Texto para leitura.
------------------------------

Este cenário de negligência estatal começou a ser revertido, de forma paradigmática, com a promulgação da lei 11.340, de 7/8/06, a LMP - Lei Maria da Penha. Fruto de intensa mobilização social, a lei inaugurou um novo capítulo no combate à violência de gênero no Brasil. Dentre suas inovações, destaca-se a previsão das MPU - medidas protetivas de urgência, instrumentos de natureza cível e de tutela inibitória, concebidos para cessar ou prevenir a violência, garantindo a segurança e a integridade da mulher.
Contudo, se a proteção à mulher vítima de violência doméstica e familiar encontrou um robusto arcabouço legal, a mesma sorte não coube, de imediato, às crianças e aos adolescentes. Apesar de o ECA - Estatuto da Criança e do Adolescente (lei 8.069/1990) consagrar a doutrina da proteção integral, a violência doméstica e familiar contra o público infantojuvenil carecia de um tratamento legislativo específico e sistêmico, análogo ao conferido pela lei Maria da Penha.
A violência contra crianças e adolescentes, embora compartilhe com a violência de gênero o mesmo espaço físico – o lar –, possui dinâmicas distintas, enraizadas não no machismo estrutural, mas em uma cultura adultocêntrica que enxerga a criança como um ser subalterno, passível de correção e disciplina pela força.
Essa lacuna histórica foi finalmente colmatada com a edição da lei 14.344, de 24/5/22, mais conhecida como LHB - Lei Henry Borel, que, em notório espelhamento à sua predecessora, estabeleceu mecanismos de prevenção e enfrentamento à violência doméstica e familiar contra crianças e adolescentes, prevendo, igualmente, um rol de medidas protetivas de urgência.
A aparente simplicidade dessa simetria legislativa, contudo, esconde um profundo e complexo desafio de ordem processual: a definição do juízo competente para apreciar e deferir tais medidas. Se na lei Maria da Penha a competência se consolidou em torno dos juizados e das VVD - Varas de Violência Doméstica e Familiar contra a Mulher, de natureza criminal, a questão se torna um verdadeiro labirinto no âmbito da lei Henry Borel. Isso porque os direitos e as violações de direitos de crianças e adolescentes perpassam múltiplas esferas de jurisdição: as varas da infância e da juventude, com sua competência protetiva e de execução de medidas socioeducativas; as varas de família, que decidem sobre questões como guarda, alimentos, visitas e alienação parental; e as varas criminais, responsáveis pela apuração dos delitos praticados contra crianças e adolescentes.

------------------------------

Enunciado 1. Indique se cada afirmação abaixo está de acordo com o texto para leitura, respondendo sim ou não e citando literalmente as palavras do texto que decidem a questão. (a) A Lei Maria da Penha corresponde à lei 11.340, de 7/8/06. (b) A Lei Henry Borel não prevê medidas protetivas de urgência. (c) A violência contra crianças e adolescentes tem raízes no machismo estrutural.

Dados do exercício.

------------------------------

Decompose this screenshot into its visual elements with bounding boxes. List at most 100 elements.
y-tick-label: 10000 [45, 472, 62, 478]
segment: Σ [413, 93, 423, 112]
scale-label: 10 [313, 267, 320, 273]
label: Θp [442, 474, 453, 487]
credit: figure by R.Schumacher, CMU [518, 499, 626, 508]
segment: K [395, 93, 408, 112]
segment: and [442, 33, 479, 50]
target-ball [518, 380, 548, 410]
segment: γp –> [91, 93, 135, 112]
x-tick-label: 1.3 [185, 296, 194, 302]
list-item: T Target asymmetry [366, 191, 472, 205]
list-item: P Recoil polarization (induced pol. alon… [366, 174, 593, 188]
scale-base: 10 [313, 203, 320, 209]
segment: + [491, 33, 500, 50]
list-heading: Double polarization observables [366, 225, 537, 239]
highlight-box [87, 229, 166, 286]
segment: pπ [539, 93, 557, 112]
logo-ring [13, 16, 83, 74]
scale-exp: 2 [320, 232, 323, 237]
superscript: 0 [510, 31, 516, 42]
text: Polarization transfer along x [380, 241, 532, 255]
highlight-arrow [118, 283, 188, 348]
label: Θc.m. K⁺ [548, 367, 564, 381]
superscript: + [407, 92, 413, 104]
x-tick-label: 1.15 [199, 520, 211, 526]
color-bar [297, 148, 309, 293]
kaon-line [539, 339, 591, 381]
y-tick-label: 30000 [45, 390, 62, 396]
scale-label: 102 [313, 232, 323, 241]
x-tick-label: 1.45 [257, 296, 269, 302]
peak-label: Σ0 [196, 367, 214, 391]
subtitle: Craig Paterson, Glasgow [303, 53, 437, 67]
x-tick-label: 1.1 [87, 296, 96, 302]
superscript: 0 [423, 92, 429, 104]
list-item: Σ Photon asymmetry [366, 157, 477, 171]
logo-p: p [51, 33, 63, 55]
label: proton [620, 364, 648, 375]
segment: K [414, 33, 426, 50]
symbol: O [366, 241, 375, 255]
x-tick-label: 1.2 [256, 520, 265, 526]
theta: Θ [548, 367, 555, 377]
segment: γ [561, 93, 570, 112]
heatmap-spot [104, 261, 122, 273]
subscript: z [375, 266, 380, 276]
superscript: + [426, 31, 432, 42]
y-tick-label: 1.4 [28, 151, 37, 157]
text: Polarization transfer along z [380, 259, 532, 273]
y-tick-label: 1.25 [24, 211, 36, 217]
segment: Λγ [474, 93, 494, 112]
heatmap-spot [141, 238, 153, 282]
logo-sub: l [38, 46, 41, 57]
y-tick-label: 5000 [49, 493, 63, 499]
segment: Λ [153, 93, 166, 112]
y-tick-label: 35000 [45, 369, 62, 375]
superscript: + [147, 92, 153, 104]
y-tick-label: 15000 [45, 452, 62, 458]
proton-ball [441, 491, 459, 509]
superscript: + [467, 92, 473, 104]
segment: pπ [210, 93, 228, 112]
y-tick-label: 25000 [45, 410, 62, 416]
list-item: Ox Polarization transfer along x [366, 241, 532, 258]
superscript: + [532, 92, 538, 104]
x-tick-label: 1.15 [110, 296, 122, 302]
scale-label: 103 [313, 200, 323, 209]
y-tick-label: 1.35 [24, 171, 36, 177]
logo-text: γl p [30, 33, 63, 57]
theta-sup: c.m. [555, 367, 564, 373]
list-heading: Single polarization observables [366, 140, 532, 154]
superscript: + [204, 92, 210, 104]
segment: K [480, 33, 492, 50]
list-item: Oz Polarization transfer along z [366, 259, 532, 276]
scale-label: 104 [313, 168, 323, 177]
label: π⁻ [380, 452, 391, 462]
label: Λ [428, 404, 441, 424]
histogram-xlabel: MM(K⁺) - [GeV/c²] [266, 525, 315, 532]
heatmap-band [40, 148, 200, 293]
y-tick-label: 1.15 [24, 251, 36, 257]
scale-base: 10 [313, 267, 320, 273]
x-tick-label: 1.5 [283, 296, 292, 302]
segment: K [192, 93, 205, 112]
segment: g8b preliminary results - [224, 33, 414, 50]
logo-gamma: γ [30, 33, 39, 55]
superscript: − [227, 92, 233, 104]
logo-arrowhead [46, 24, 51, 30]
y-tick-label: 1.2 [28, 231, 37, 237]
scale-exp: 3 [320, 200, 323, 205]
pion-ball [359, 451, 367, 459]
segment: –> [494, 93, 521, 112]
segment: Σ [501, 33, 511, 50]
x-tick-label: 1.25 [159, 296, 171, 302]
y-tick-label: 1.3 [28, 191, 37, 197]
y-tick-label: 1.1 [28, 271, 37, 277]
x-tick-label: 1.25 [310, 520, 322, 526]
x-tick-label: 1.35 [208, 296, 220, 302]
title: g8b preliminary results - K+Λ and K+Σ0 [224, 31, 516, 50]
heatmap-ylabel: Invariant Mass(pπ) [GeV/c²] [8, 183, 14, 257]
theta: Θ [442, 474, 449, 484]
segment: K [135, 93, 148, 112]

------------------------------

Enunciado 2. Conte as linhas da listagem que contêm a palavra "item" e informe somente o número.

Resposta 1.
(a) Sim: "com a promulgação da lei 11.340, de 7/8/06, a LMP - Lei Maria da Penha".
(b) Não: "prevendo, igualmente, um rol de medidas protetivas de urgência".
(c) Não: "enraizadas não no machismo estrutural, mas em uma cultura adultocêntrica".

Resposta 2. 5